◆ **DATA PROVIDED**:
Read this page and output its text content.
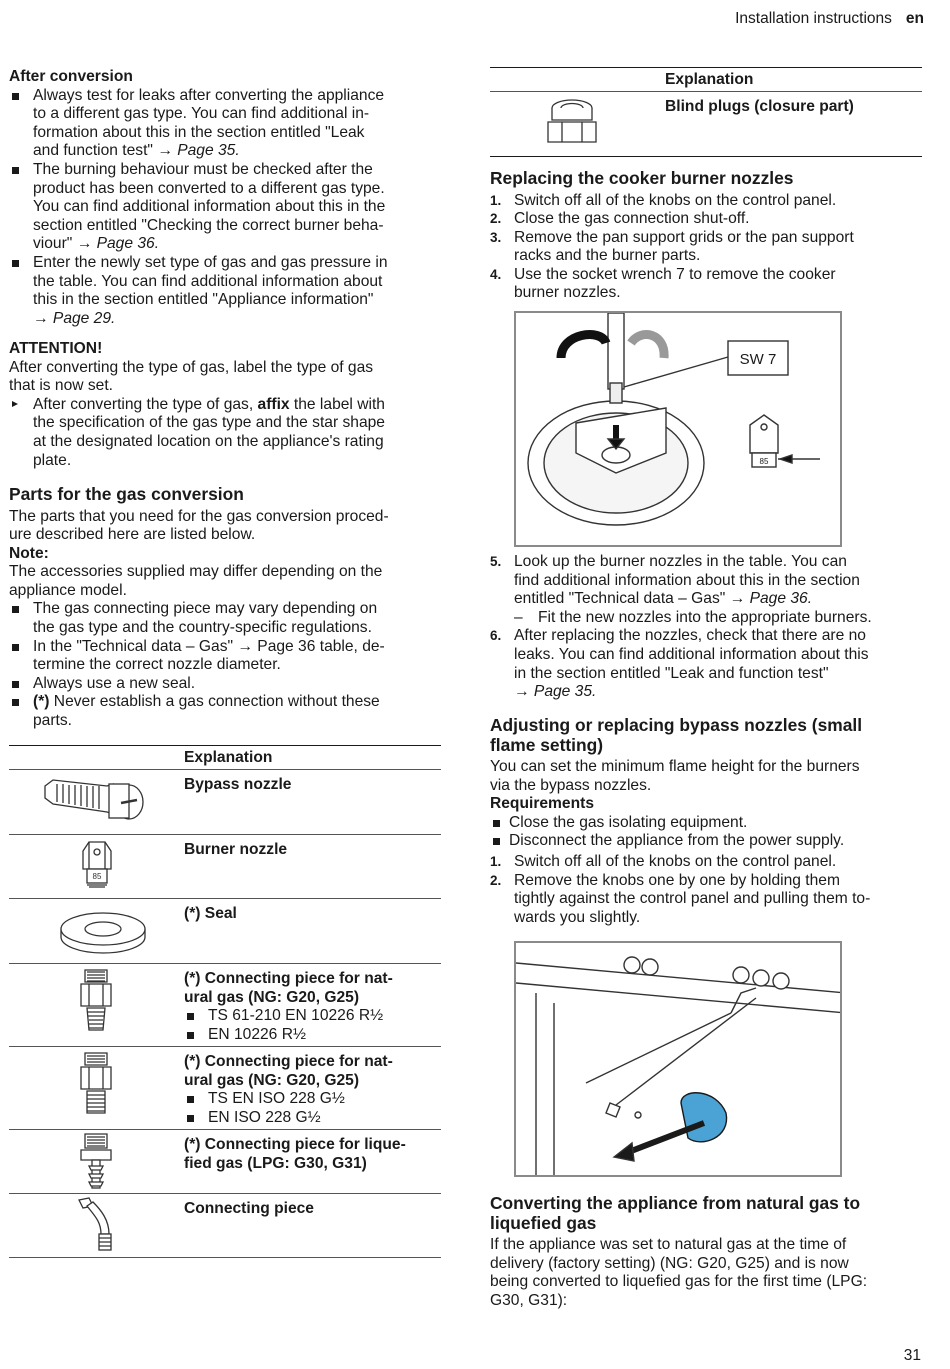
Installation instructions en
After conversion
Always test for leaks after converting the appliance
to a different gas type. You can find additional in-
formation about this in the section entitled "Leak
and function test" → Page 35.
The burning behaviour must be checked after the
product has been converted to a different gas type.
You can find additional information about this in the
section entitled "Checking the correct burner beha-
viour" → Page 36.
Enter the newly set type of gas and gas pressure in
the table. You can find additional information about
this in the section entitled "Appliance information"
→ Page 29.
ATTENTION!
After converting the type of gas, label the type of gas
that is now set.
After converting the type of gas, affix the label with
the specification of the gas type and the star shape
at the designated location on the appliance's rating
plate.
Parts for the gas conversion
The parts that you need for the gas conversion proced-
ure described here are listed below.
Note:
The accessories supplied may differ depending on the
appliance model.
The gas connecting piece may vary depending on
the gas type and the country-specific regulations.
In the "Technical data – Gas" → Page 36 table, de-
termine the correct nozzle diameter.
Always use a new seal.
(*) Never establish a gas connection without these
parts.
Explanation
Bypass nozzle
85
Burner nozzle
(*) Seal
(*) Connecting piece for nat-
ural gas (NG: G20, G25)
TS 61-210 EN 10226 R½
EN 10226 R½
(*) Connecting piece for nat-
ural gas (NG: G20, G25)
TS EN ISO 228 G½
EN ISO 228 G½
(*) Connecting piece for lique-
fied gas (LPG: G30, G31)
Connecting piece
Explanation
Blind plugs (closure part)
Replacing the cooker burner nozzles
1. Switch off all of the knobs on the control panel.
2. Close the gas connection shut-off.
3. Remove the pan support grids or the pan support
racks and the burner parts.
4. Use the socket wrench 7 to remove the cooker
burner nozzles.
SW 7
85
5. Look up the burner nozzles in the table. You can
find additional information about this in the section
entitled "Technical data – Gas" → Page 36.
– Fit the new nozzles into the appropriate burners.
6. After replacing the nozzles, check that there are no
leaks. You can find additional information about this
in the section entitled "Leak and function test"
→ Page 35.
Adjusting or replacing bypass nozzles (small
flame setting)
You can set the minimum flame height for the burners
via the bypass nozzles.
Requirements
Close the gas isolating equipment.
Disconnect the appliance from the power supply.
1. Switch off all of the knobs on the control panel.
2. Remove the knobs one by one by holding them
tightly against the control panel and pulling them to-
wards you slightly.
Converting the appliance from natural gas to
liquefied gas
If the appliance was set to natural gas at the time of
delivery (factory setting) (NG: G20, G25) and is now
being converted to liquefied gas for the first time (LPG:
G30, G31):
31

◆ **EXERCISE AIM**: Could you reproduce every record above exactly, leaving out the pictures?

◆ **SOLUTION FOR THIS EXERCISE**:
Read this page and output its text content.
Installation instructions en
After conversion
Always test for leaks after converting the appliance
to a different gas type. You can find additional in-
formation about this in the section entitled "Leak
and function test" → Page 35.
The burning behaviour must be checked after the
product has been converted to a different gas type.
You can find additional information about this in the
section entitled "Checking the correct burner beha-
viour" → Page 36.
Enter the newly set type of gas and gas pressure in
the table. You can find additional information about
this in the section entitled "Appliance information"
→ Page 29.
ATTENTION!
After converting the type of gas, label the type of gas
that is now set.
After converting the type of gas, affix the label with
the specification of the gas type and the star shape
at the designated location on the appliance's rating
plate.
Parts for the gas conversion
The parts that you need for the gas conversion proced-
ure described here are listed below.
Note:
The accessories supplied may differ depending on the
appliance model.
The gas connecting piece may vary depending on
the gas type and the country-specific regulations.
In the "Technical data – Gas" → Page 36 table, de-
termine the correct nozzle diameter.
Always use a new seal.
(*) Never establish a gas connection without these
parts.
Explanation
Bypass nozzle
85
Burner nozzle
(*) Seal
(*) Connecting piece for nat-
ural gas (NG: G20, G25)
TS 61-210 EN 10226 R½
EN 10226 R½
(*) Connecting piece for nat-
ural gas (NG: G20, G25)
TS EN ISO 228 G½
EN ISO 228 G½
(*) Connecting piece for lique-
fied gas (LPG: G30, G31)
Connecting piece
Explanation
Blind plugs (closure part)
Replacing the cooker burner nozzles
1. Switch off all of the knobs on the control panel.
2. Close the gas connection shut-off.
3. Remove the pan support grids or the pan support
racks and the burner parts.
4. Use the socket wrench 7 to remove the cooker
burner nozzles.
SW 7
85
5. Look up the burner nozzles in the table. You can
find additional information about this in the section
entitled "Technical data – Gas" → Page 36.
– Fit the new nozzles into the appropriate burners.
6. After replacing the nozzles, check that there are no
leaks. You can find additional information about this
in the section entitled "Leak and function test"
→ Page 35.
Adjusting or replacing bypass nozzles (small
flame setting)
You can set the minimum flame height for the burners
via the bypass nozzles.
Requirements
Close the gas isolating equipment.
Disconnect the appliance from the power supply.
1. Switch off all of the knobs on the control panel.
2. Remove the knobs one by one by holding them
tightly against the control panel and pulling them to-
wards you slightly.
Converting the appliance from natural gas to
liquefied gas
If the appliance was set to natural gas at the time of
delivery (factory setting) (NG: G20, G25) and is now
being converted to liquefied gas for the first time (LPG:
G30, G31):
31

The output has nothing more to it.